# Record list:
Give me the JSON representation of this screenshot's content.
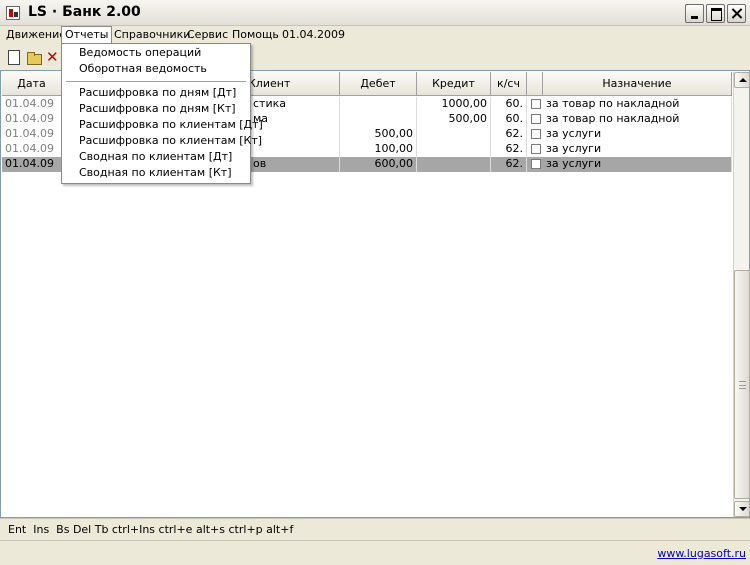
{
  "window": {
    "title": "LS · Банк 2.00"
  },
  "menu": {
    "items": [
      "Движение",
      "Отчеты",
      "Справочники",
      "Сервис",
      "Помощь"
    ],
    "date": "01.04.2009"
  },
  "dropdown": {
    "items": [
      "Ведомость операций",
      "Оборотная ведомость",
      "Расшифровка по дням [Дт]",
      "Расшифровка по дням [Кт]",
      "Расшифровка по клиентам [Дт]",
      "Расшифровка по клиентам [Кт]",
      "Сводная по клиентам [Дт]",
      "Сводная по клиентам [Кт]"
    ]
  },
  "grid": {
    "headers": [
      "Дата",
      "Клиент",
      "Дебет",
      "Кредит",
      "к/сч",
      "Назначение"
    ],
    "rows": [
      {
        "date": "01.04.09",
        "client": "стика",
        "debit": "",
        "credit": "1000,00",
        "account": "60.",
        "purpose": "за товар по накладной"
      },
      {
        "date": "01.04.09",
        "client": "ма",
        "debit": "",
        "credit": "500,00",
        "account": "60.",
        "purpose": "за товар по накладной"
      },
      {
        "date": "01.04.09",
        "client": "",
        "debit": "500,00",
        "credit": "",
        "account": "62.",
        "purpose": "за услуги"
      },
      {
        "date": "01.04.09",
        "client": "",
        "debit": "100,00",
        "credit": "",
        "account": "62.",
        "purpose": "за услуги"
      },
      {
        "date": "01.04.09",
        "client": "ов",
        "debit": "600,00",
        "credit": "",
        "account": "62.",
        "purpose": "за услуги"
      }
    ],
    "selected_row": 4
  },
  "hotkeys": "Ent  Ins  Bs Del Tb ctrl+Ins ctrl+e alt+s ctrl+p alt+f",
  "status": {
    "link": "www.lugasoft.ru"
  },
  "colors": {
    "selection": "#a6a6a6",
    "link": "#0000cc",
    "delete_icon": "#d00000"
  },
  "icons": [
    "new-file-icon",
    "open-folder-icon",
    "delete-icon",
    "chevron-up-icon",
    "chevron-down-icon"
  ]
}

# Stated exercise:
Exact duplication of all the records is required; pictures are omitted from the copy.

# Exercise response:
Give me the JSON representation of this screenshot's content.
{
  "window": {
    "title": "LS · Банк 2.00"
  },
  "menu": {
    "items": [
      "Движение",
      "Отчеты",
      "Справочники",
      "Сервис",
      "Помощь"
    ],
    "date": "01.04.2009"
  },
  "dropdown": {
    "items": [
      "Ведомость операций",
      "Оборотная ведомость",
      "Расшифровка по дням [Дт]",
      "Расшифровка по дням [Кт]",
      "Расшифровка по клиентам [Дт]",
      "Расшифровка по клиентам [Кт]",
      "Сводная по клиентам [Дт]",
      "Сводная по клиентам [Кт]"
    ]
  },
  "grid": {
    "headers": [
      "Дата",
      "Клиент",
      "Дебет",
      "Кредит",
      "к/сч",
      "Назначение"
    ],
    "rows": [
      {
        "date": "01.04.09",
        "client": "стика",
        "debit": "",
        "credit": "1000,00",
        "account": "60.",
        "purpose": "за товар по накладной"
      },
      {
        "date": "01.04.09",
        "client": "ма",
        "debit": "",
        "credit": "500,00",
        "account": "60.",
        "purpose": "за товар по накладной"
      },
      {
        "date": "01.04.09",
        "client": "",
        "debit": "500,00",
        "credit": "",
        "account": "62.",
        "purpose": "за услуги"
      },
      {
        "date": "01.04.09",
        "client": "",
        "debit": "100,00",
        "credit": "",
        "account": "62.",
        "purpose": "за услуги"
      },
      {
        "date": "01.04.09",
        "client": "ов",
        "debit": "600,00",
        "credit": "",
        "account": "62.",
        "purpose": "за услуги"
      }
    ],
    "selected_row": 4
  },
  "hotkeys": "Ent  Ins  Bs Del Tb ctrl+Ins ctrl+e alt+s ctrl+p alt+f",
  "status": {
    "link": "www.lugasoft.ru"
  },
  "colors": {
    "selection": "#a6a6a6",
    "link": "#0000cc",
    "delete_icon": "#d00000"
  },
  "icons": [
    "new-file-icon",
    "open-folder-icon",
    "delete-icon",
    "chevron-up-icon",
    "chevron-down-icon"
  ]
}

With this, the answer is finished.